Your objective
Your task is to print all of the material verbatim.

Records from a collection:
________
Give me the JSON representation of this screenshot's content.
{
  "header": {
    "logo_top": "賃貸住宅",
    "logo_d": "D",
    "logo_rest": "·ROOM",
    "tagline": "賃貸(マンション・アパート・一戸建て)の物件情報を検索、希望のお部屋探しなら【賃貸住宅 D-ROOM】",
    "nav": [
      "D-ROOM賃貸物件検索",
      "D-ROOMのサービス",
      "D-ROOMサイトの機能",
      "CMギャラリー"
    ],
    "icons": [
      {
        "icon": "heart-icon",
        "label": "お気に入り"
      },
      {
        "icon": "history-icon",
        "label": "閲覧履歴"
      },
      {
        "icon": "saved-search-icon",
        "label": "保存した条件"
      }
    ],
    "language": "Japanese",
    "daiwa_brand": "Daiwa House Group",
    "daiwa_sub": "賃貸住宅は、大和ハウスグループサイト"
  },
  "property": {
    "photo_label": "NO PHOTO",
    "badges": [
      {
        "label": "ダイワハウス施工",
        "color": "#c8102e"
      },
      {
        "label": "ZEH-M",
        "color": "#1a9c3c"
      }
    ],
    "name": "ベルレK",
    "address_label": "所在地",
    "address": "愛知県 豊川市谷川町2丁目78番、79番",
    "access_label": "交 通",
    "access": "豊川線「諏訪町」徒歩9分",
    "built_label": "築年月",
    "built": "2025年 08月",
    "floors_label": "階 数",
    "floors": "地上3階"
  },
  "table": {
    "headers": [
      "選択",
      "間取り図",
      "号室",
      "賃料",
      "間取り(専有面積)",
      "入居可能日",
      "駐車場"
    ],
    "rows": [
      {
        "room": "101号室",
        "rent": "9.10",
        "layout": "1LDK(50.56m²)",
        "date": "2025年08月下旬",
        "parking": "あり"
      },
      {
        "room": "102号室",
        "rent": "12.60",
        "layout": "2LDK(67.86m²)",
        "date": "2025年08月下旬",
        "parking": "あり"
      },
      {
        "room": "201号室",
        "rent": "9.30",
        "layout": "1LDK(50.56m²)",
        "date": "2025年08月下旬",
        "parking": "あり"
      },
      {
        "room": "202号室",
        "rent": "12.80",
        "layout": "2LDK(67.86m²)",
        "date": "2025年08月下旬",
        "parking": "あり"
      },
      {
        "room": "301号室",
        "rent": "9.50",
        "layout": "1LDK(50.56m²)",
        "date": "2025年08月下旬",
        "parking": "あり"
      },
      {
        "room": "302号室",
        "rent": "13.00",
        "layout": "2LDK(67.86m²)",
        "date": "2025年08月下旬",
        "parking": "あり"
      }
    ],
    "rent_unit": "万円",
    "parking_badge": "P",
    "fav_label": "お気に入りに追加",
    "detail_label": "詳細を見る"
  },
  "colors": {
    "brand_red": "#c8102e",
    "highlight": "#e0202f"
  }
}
________
Full answer
Give me the JSON representation of this screenshot's content.
{
  "header": {
    "logo_top": "賃貸住宅",
    "logo_d": "D",
    "logo_rest": "·ROOM",
    "tagline": "賃貸(マンション・アパート・一戸建て)の物件情報を検索、希望のお部屋探しなら【賃貸住宅 D-ROOM】",
    "nav": [
      "D-ROOM賃貸物件検索",
      "D-ROOMのサービス",
      "D-ROOMサイトの機能",
      "CMギャラリー"
    ],
    "icons": [
      {
        "icon": "heart-icon",
        "label": "お気に入り"
      },
      {
        "icon": "history-icon",
        "label": "閲覧履歴"
      },
      {
        "icon": "saved-search-icon",
        "label": "保存した条件"
      }
    ],
    "language": "Japanese",
    "daiwa_brand": "Daiwa House Group",
    "daiwa_sub": "賃貸住宅は、大和ハウスグループサイト"
  },
  "property": {
    "photo_label": "NO PHOTO",
    "badges": [
      {
        "label": "ダイワハウス施工",
        "color": "#c8102e"
      },
      {
        "label": "ZEH-M",
        "color": "#1a9c3c"
      }
    ],
    "name": "ベルレK",
    "address_label": "所在地",
    "address": "愛知県 豊川市谷川町2丁目78番、79番",
    "access_label": "交 通",
    "access": "豊川線「諏訪町」徒歩9分",
    "built_label": "築年月",
    "built": "2025年 08月",
    "floors_label": "階 数",
    "floors": "地上3階"
  },
  "table": {
    "headers": [
      "選択",
      "間取り図",
      "号室",
      "賃料",
      "間取り(専有面積)",
      "入居可能日",
      "駐車場"
    ],
    "rows": [
      {
        "room": "101号室",
        "rent": "9.10",
        "layout": "1LDK(50.56m²)",
        "date": "2025年08月下旬",
        "parking": "あり"
      },
      {
        "room": "102号室",
        "rent": "12.60",
        "layout": "2LDK(67.86m²)",
        "date": "2025年08月下旬",
        "parking": "あり"
      },
      {
        "room": "201号室",
        "rent": "9.30",
        "layout": "1LDK(50.56m²)",
        "date": "2025年08月下旬",
        "parking": "あり"
      },
      {
        "room": "202号室",
        "rent": "12.80",
        "layout": "2LDK(67.86m²)",
        "date": "2025年08月下旬",
        "parking": "あり"
      },
      {
        "room": "301号室",
        "rent": "9.50",
        "layout": "1LDK(50.56m²)",
        "date": "2025年08月下旬",
        "parking": "あり"
      },
      {
        "room": "302号室",
        "rent": "13.00",
        "layout": "2LDK(67.86m²)",
        "date": "2025年08月下旬",
        "parking": "あり"
      }
    ],
    "rent_unit": "万円",
    "parking_badge": "P",
    "fav_label": "お気に入りに追加",
    "detail_label": "詳細を見る"
  },
  "colors": {
    "brand_red": "#c8102e",
    "highlight": "#e0202f"
  }
}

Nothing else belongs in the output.